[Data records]
============================================================
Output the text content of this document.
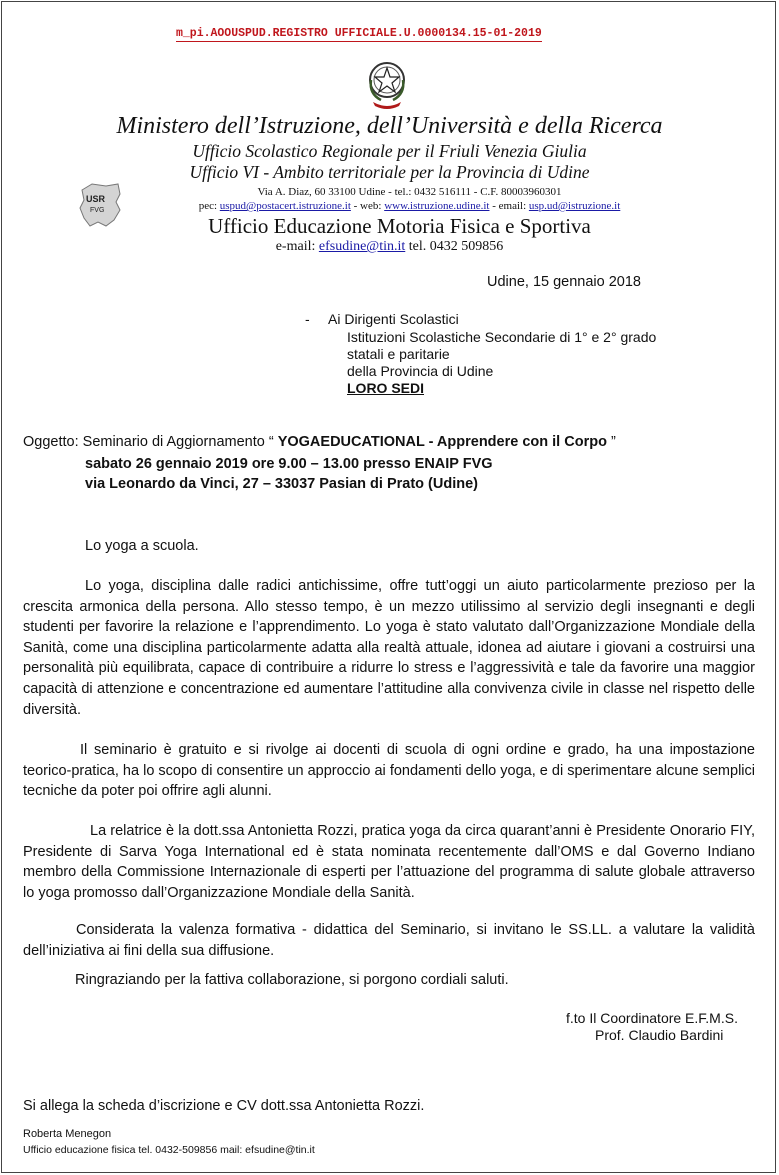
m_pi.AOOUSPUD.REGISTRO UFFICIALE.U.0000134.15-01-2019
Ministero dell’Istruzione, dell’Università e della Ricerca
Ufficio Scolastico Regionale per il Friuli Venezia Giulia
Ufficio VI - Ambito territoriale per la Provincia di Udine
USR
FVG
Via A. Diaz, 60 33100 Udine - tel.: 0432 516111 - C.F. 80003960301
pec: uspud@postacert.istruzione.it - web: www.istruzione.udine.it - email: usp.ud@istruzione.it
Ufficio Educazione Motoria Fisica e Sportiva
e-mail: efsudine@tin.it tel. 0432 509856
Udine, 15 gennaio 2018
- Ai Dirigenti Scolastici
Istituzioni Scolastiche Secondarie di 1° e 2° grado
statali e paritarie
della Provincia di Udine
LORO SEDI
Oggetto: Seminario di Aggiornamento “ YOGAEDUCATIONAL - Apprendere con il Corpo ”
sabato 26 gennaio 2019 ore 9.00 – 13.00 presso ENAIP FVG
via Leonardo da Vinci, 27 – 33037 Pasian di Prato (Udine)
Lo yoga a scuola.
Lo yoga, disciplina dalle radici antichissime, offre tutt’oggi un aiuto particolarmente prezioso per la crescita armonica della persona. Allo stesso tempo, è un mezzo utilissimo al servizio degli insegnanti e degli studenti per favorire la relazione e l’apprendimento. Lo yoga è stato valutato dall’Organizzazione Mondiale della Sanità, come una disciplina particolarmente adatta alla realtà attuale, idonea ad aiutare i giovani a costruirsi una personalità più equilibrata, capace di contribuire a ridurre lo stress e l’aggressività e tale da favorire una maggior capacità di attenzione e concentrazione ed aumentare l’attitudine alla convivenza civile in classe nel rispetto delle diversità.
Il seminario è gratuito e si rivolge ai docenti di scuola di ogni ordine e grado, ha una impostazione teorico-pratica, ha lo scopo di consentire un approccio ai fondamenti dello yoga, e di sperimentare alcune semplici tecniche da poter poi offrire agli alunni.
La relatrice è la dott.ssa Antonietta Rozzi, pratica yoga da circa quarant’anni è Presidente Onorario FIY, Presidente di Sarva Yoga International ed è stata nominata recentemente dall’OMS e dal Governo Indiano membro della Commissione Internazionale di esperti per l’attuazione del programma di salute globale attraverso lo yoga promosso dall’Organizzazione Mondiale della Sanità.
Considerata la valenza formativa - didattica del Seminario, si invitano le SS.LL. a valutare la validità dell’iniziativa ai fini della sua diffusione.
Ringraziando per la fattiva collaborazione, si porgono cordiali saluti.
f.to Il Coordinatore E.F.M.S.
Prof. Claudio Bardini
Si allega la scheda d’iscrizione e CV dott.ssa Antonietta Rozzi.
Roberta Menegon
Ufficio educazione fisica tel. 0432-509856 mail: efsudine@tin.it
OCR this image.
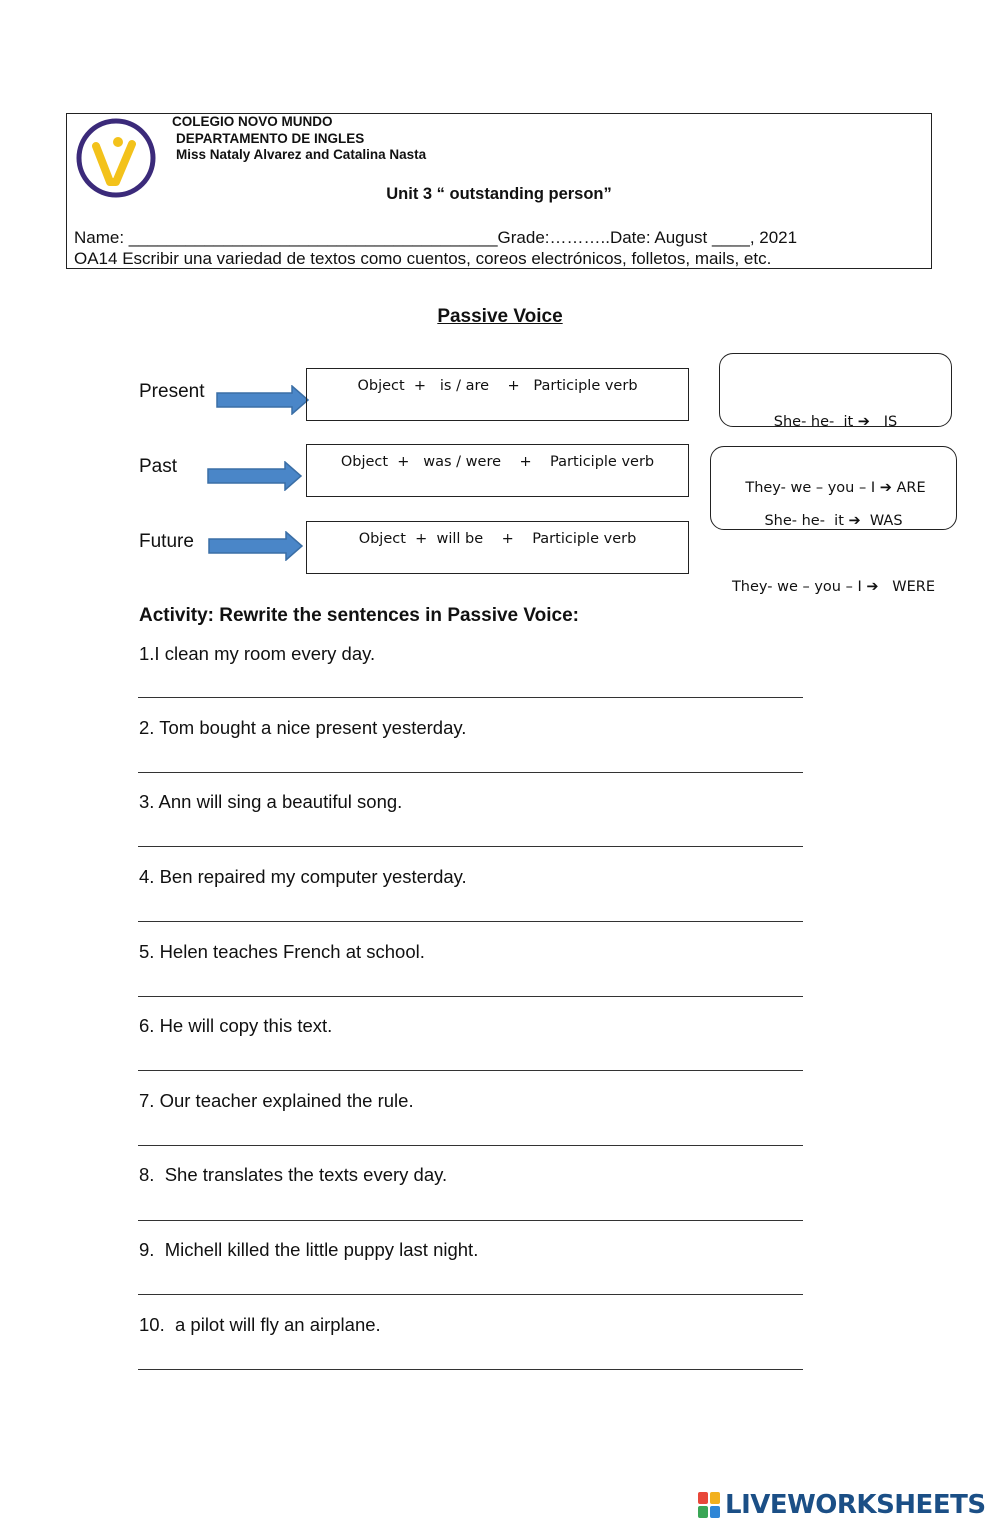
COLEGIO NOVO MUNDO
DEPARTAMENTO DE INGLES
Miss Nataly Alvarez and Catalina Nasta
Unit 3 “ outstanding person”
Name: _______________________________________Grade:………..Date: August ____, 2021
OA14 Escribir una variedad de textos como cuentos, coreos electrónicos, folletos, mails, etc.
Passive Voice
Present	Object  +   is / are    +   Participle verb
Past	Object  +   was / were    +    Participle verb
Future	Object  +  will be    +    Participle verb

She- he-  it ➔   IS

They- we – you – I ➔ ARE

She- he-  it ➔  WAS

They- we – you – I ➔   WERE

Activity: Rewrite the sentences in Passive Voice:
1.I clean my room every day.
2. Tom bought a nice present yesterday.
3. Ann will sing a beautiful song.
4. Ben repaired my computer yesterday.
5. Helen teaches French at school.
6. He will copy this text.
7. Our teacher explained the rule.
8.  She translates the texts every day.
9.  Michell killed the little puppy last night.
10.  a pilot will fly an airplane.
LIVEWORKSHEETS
============================================================
SHORT TASK: Check each line of the records for the word "dall", and show the lines that contain it.

SOLVED PROBLEM:
Lo yoga, disciplina dalle radici antichissime, offre tutt’oggi un aiuto particolarmente prezioso per la crescita armonica della persona. Allo stesso tempo, è un mezzo utilissimo al servizio degli insegnanti e degli studenti per favorire la relazione e l’apprendimento. Lo yoga è stato valutato dall’Organizzazione Mondiale della Sanità, come una disciplina particolarmente adatta alla realtà attuale, idonea ad aiutare i giovani a costruirsi una personalità più equilibrata, capace di contribuire a ridurre lo stress e l’aggressività e tale da favorire una maggior capacità di attenzione e concentrazione ed aumentare l’attitudine alla convivenza civile in classe nel rispetto delle diversità.
La relatrice è la dott.ssa Antonietta Rozzi, pratica yoga da circa quarant’anni è Presidente Onorario FIY, Presidente di Sarva Yoga International ed è stata nominata recentemente dall’OMS e dal Governo Indiano membro della Commissione Internazionale di esperti per l’attuazione del programma di salute globale attraverso lo yoga promosso dall’Organizzazione Mondiale della Sanità.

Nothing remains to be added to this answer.